### [PROBLEM DESCRIPTION]
Extract the full set of records, then give each one again exactly.

### [DATA IN THIS EXERCISE]

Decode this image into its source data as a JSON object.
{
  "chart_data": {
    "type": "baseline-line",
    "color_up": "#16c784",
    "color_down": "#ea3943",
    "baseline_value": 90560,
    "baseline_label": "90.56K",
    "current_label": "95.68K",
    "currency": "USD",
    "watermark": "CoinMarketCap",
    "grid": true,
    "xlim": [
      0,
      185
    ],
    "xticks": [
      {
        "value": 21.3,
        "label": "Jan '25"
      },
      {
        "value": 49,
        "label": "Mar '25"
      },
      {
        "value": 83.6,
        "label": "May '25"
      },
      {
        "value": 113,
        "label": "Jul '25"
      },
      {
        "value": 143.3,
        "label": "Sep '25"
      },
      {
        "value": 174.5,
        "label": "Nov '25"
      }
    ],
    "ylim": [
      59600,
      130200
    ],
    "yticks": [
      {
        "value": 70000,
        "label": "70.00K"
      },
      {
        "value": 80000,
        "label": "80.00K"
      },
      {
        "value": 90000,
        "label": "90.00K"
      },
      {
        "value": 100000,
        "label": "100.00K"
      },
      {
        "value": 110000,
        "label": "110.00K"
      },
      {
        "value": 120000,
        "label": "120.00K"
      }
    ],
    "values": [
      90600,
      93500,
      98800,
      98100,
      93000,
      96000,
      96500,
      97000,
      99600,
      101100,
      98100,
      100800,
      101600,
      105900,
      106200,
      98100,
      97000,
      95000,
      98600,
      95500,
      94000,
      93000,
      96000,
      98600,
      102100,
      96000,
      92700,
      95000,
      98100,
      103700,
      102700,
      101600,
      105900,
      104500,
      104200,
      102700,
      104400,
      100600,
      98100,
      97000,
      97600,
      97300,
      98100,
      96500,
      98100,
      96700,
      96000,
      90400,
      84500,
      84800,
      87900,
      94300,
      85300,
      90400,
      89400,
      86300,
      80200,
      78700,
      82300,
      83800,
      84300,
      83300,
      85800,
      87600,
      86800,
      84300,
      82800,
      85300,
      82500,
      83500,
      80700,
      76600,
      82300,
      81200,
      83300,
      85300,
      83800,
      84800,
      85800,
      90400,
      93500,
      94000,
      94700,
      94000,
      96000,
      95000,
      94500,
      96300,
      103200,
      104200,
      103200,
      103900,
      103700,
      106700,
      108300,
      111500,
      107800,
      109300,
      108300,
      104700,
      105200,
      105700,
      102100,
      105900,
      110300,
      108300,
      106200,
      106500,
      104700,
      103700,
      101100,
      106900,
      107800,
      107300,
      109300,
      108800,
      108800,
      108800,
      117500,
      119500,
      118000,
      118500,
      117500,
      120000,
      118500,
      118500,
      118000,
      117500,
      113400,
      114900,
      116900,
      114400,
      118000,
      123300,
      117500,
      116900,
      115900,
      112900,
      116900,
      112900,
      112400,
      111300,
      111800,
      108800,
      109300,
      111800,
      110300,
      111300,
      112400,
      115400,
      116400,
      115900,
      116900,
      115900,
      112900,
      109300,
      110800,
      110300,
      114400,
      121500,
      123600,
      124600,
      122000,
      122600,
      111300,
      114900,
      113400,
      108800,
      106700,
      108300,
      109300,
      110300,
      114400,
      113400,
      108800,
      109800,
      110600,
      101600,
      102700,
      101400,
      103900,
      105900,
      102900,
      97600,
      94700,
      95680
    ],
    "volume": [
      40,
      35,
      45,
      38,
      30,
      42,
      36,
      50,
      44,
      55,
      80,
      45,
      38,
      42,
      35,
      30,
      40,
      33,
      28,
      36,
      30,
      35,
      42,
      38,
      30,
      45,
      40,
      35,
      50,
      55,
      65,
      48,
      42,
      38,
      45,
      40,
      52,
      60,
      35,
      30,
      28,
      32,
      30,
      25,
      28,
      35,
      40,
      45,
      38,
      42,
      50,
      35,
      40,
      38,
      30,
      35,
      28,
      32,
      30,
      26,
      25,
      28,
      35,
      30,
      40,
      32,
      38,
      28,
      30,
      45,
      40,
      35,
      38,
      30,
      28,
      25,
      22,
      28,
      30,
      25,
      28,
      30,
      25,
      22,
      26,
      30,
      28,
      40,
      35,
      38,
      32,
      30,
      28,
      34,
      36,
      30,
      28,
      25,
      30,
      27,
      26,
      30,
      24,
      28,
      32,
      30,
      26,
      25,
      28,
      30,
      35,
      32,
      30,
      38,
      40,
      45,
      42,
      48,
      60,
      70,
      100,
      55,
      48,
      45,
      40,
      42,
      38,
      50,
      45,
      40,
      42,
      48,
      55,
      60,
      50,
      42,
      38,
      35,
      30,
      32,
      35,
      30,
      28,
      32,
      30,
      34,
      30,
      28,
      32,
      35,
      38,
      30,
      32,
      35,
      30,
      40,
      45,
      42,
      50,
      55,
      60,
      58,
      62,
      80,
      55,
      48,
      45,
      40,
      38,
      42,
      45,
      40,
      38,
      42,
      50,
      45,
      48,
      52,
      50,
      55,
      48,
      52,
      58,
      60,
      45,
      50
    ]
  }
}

### [TASK RESPONSE]
Decode this image into its source data as a JSON object.
{
  "chart_data": {
    "type": "baseline-line",
    "color_up": "#16c784",
    "color_down": "#ea3943",
    "baseline_value": 90560,
    "baseline_label": "90.56K",
    "current_label": "95.68K",
    "currency": "USD",
    "watermark": "CoinMarketCap",
    "grid": true,
    "xlim": [
      0,
      185
    ],
    "xticks": [
      {
        "value": 21.3,
        "label": "Jan '25"
      },
      {
        "value": 49,
        "label": "Mar '25"
      },
      {
        "value": 83.6,
        "label": "May '25"
      },
      {
        "value": 113,
        "label": "Jul '25"
      },
      {
        "value": 143.3,
        "label": "Sep '25"
      },
      {
        "value": 174.5,
        "label": "Nov '25"
      }
    ],
    "ylim": [
      59600,
      130200
    ],
    "yticks": [
      {
        "value": 70000,
        "label": "70.00K"
      },
      {
        "value": 80000,
        "label": "80.00K"
      },
      {
        "value": 90000,
        "label": "90.00K"
      },
      {
        "value": 100000,
        "label": "100.00K"
      },
      {
        "value": 110000,
        "label": "110.00K"
      },
      {
        "value": 120000,
        "label": "120.00K"
      }
    ],
    "values": [
      90600,
      93500,
      98800,
      98100,
      93000,
      96000,
      96500,
      97000,
      99600,
      101100,
      98100,
      100800,
      101600,
      105900,
      106200,
      98100,
      97000,
      95000,
      98600,
      95500,
      94000,
      93000,
      96000,
      98600,
      102100,
      96000,
      92700,
      95000,
      98100,
      103700,
      102700,
      101600,
      105900,
      104500,
      104200,
      102700,
      104400,
      100600,
      98100,
      97000,
      97600,
      97300,
      98100,
      96500,
      98100,
      96700,
      96000,
      90400,
      84500,
      84800,
      87900,
      94300,
      85300,
      90400,
      89400,
      86300,
      80200,
      78700,
      82300,
      83800,
      84300,
      83300,
      85800,
      87600,
      86800,
      84300,
      82800,
      85300,
      82500,
      83500,
      80700,
      76600,
      82300,
      81200,
      83300,
      85300,
      83800,
      84800,
      85800,
      90400,
      93500,
      94000,
      94700,
      94000,
      96000,
      95000,
      94500,
      96300,
      103200,
      104200,
      103200,
      103900,
      103700,
      106700,
      108300,
      111500,
      107800,
      109300,
      108300,
      104700,
      105200,
      105700,
      102100,
      105900,
      110300,
      108300,
      106200,
      106500,
      104700,
      103700,
      101100,
      106900,
      107800,
      107300,
      109300,
      108800,
      108800,
      108800,
      117500,
      119500,
      118000,
      118500,
      117500,
      120000,
      118500,
      118500,
      118000,
      117500,
      113400,
      114900,
      116900,
      114400,
      118000,
      123300,
      117500,
      116900,
      115900,
      112900,
      116900,
      112900,
      112400,
      111300,
      111800,
      108800,
      109300,
      111800,
      110300,
      111300,
      112400,
      115400,
      116400,
      115900,
      116900,
      115900,
      112900,
      109300,
      110800,
      110300,
      114400,
      121500,
      123600,
      124600,
      122000,
      122600,
      111300,
      114900,
      113400,
      108800,
      106700,
      108300,
      109300,
      110300,
      114400,
      113400,
      108800,
      109800,
      110600,
      101600,
      102700,
      101400,
      103900,
      105900,
      102900,
      97600,
      94700,
      95680
    ],
    "volume": [
      40,
      35,
      45,
      38,
      30,
      42,
      36,
      50,
      44,
      55,
      80,
      45,
      38,
      42,
      35,
      30,
      40,
      33,
      28,
      36,
      30,
      35,
      42,
      38,
      30,
      45,
      40,
      35,
      50,
      55,
      65,
      48,
      42,
      38,
      45,
      40,
      52,
      60,
      35,
      30,
      28,
      32,
      30,
      25,
      28,
      35,
      40,
      45,
      38,
      42,
      50,
      35,
      40,
      38,
      30,
      35,
      28,
      32,
      30,
      26,
      25,
      28,
      35,
      30,
      40,
      32,
      38,
      28,
      30,
      45,
      40,
      35,
      38,
      30,
      28,
      25,
      22,
      28,
      30,
      25,
      28,
      30,
      25,
      22,
      26,
      30,
      28,
      40,
      35,
      38,
      32,
      30,
      28,
      34,
      36,
      30,
      28,
      25,
      30,
      27,
      26,
      30,
      24,
      28,
      32,
      30,
      26,
      25,
      28,
      30,
      35,
      32,
      30,
      38,
      40,
      45,
      42,
      48,
      60,
      70,
      100,
      55,
      48,
      45,
      40,
      42,
      38,
      50,
      45,
      40,
      42,
      48,
      55,
      60,
      50,
      42,
      38,
      35,
      30,
      32,
      35,
      30,
      28,
      32,
      30,
      34,
      30,
      28,
      32,
      35,
      38,
      30,
      32,
      35,
      30,
      40,
      45,
      42,
      50,
      55,
      60,
      58,
      62,
      80,
      55,
      48,
      45,
      40,
      38,
      42,
      45,
      40,
      38,
      42,
      50,
      45,
      48,
      52,
      50,
      55,
      48,
      52,
      58,
      60,
      45,
      50
    ]
  }
}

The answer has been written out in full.